### RECORDED DATA
--- begin ---

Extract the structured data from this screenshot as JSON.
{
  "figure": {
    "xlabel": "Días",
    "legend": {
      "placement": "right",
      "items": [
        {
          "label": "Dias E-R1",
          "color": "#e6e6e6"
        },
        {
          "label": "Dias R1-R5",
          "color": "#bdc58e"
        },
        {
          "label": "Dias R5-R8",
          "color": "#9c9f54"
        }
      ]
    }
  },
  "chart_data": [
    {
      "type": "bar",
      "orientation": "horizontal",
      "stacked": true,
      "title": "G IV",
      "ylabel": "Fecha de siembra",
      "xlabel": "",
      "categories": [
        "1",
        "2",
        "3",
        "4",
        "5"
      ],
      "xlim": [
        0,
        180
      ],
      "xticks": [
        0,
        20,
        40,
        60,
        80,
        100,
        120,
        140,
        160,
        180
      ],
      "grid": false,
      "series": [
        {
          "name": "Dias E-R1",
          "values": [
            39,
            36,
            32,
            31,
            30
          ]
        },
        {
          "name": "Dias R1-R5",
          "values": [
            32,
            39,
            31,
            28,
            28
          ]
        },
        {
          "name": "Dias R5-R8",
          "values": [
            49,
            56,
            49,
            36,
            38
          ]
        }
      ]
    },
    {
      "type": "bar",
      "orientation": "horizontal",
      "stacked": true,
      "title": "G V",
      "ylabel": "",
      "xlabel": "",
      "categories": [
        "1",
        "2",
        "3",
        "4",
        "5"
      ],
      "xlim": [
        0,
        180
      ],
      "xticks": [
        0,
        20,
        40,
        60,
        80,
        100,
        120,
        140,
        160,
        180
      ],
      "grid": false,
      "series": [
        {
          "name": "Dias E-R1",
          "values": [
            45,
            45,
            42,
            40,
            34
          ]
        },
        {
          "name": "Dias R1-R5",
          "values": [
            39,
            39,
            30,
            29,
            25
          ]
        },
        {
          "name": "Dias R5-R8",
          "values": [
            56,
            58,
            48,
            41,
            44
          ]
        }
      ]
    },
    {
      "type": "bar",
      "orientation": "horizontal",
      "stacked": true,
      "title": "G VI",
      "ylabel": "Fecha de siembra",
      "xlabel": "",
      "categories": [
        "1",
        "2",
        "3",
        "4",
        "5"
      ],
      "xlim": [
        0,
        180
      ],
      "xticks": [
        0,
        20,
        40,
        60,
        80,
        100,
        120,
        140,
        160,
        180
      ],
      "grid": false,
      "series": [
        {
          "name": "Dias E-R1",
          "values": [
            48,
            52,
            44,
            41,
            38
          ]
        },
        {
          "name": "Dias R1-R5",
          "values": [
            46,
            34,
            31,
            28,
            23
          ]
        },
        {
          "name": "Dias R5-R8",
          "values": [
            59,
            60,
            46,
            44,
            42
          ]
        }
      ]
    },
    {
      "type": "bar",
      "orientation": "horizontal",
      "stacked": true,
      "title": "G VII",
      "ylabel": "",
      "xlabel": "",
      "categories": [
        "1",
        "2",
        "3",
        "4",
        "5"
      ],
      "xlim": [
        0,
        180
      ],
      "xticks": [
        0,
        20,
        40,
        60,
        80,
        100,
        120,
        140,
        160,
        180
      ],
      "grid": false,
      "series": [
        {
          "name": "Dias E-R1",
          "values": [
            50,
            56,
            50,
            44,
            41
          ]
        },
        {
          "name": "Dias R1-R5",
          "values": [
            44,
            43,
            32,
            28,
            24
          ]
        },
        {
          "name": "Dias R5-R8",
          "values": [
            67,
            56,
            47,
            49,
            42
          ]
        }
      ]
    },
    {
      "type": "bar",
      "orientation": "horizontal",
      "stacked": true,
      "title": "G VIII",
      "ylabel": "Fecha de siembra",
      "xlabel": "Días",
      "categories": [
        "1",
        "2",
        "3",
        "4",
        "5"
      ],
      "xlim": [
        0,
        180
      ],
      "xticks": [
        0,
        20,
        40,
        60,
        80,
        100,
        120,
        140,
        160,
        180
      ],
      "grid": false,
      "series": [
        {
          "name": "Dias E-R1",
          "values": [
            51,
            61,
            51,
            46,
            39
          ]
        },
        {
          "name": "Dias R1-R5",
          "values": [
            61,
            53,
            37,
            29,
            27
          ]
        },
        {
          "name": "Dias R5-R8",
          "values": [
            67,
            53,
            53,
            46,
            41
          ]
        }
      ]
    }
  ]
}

--- end ---

### TASK DESCRIPTION
Transcribe every entry word for word.

### OUTPUT OF THE EXERCISE
Extract the structured data from this screenshot as JSON.
{
  "figure": {
    "xlabel": "Días",
    "legend": {
      "placement": "right",
      "items": [
        {
          "label": "Dias E-R1",
          "color": "#e6e6e6"
        },
        {
          "label": "Dias R1-R5",
          "color": "#bdc58e"
        },
        {
          "label": "Dias R5-R8",
          "color": "#9c9f54"
        }
      ]
    }
  },
  "chart_data": [
    {
      "type": "bar",
      "orientation": "horizontal",
      "stacked": true,
      "title": "G IV",
      "ylabel": "Fecha de siembra",
      "xlabel": "",
      "categories": [
        "1",
        "2",
        "3",
        "4",
        "5"
      ],
      "xlim": [
        0,
        180
      ],
      "xticks": [
        0,
        20,
        40,
        60,
        80,
        100,
        120,
        140,
        160,
        180
      ],
      "grid": false,
      "series": [
        {
          "name": "Dias E-R1",
          "values": [
            39,
            36,
            32,
            31,
            30
          ]
        },
        {
          "name": "Dias R1-R5",
          "values": [
            32,
            39,
            31,
            28,
            28
          ]
        },
        {
          "name": "Dias R5-R8",
          "values": [
            49,
            56,
            49,
            36,
            38
          ]
        }
      ]
    },
    {
      "type": "bar",
      "orientation": "horizontal",
      "stacked": true,
      "title": "G V",
      "ylabel": "",
      "xlabel": "",
      "categories": [
        "1",
        "2",
        "3",
        "4",
        "5"
      ],
      "xlim": [
        0,
        180
      ],
      "xticks": [
        0,
        20,
        40,
        60,
        80,
        100,
        120,
        140,
        160,
        180
      ],
      "grid": false,
      "series": [
        {
          "name": "Dias E-R1",
          "values": [
            45,
            45,
            42,
            40,
            34
          ]
        },
        {
          "name": "Dias R1-R5",
          "values": [
            39,
            39,
            30,
            29,
            25
          ]
        },
        {
          "name": "Dias R5-R8",
          "values": [
            56,
            58,
            48,
            41,
            44
          ]
        }
      ]
    },
    {
      "type": "bar",
      "orientation": "horizontal",
      "stacked": true,
      "title": "G VI",
      "ylabel": "Fecha de siembra",
      "xlabel": "",
      "categories": [
        "1",
        "2",
        "3",
        "4",
        "5"
      ],
      "xlim": [
        0,
        180
      ],
      "xticks": [
        0,
        20,
        40,
        60,
        80,
        100,
        120,
        140,
        160,
        180
      ],
      "grid": false,
      "series": [
        {
          "name": "Dias E-R1",
          "values": [
            48,
            52,
            44,
            41,
            38
          ]
        },
        {
          "name": "Dias R1-R5",
          "values": [
            46,
            34,
            31,
            28,
            23
          ]
        },
        {
          "name": "Dias R5-R8",
          "values": [
            59,
            60,
            46,
            44,
            42
          ]
        }
      ]
    },
    {
      "type": "bar",
      "orientation": "horizontal",
      "stacked": true,
      "title": "G VII",
      "ylabel": "",
      "xlabel": "",
      "categories": [
        "1",
        "2",
        "3",
        "4",
        "5"
      ],
      "xlim": [
        0,
        180
      ],
      "xticks": [
        0,
        20,
        40,
        60,
        80,
        100,
        120,
        140,
        160,
        180
      ],
      "grid": false,
      "series": [
        {
          "name": "Dias E-R1",
          "values": [
            50,
            56,
            50,
            44,
            41
          ]
        },
        {
          "name": "Dias R1-R5",
          "values": [
            44,
            43,
            32,
            28,
            24
          ]
        },
        {
          "name": "Dias R5-R8",
          "values": [
            67,
            56,
            47,
            49,
            42
          ]
        }
      ]
    },
    {
      "type": "bar",
      "orientation": "horizontal",
      "stacked": true,
      "title": "G VIII",
      "ylabel": "Fecha de siembra",
      "xlabel": "Días",
      "categories": [
        "1",
        "2",
        "3",
        "4",
        "5"
      ],
      "xlim": [
        0,
        180
      ],
      "xticks": [
        0,
        20,
        40,
        60,
        80,
        100,
        120,
        140,
        160,
        180
      ],
      "grid": false,
      "series": [
        {
          "name": "Dias E-R1",
          "values": [
            51,
            61,
            51,
            46,
            39
          ]
        },
        {
          "name": "Dias R1-R5",
          "values": [
            61,
            53,
            37,
            29,
            27
          ]
        },
        {
          "name": "Dias R5-R8",
          "values": [
            67,
            53,
            53,
            46,
            41
          ]
        }
      ]
    }
  ]
}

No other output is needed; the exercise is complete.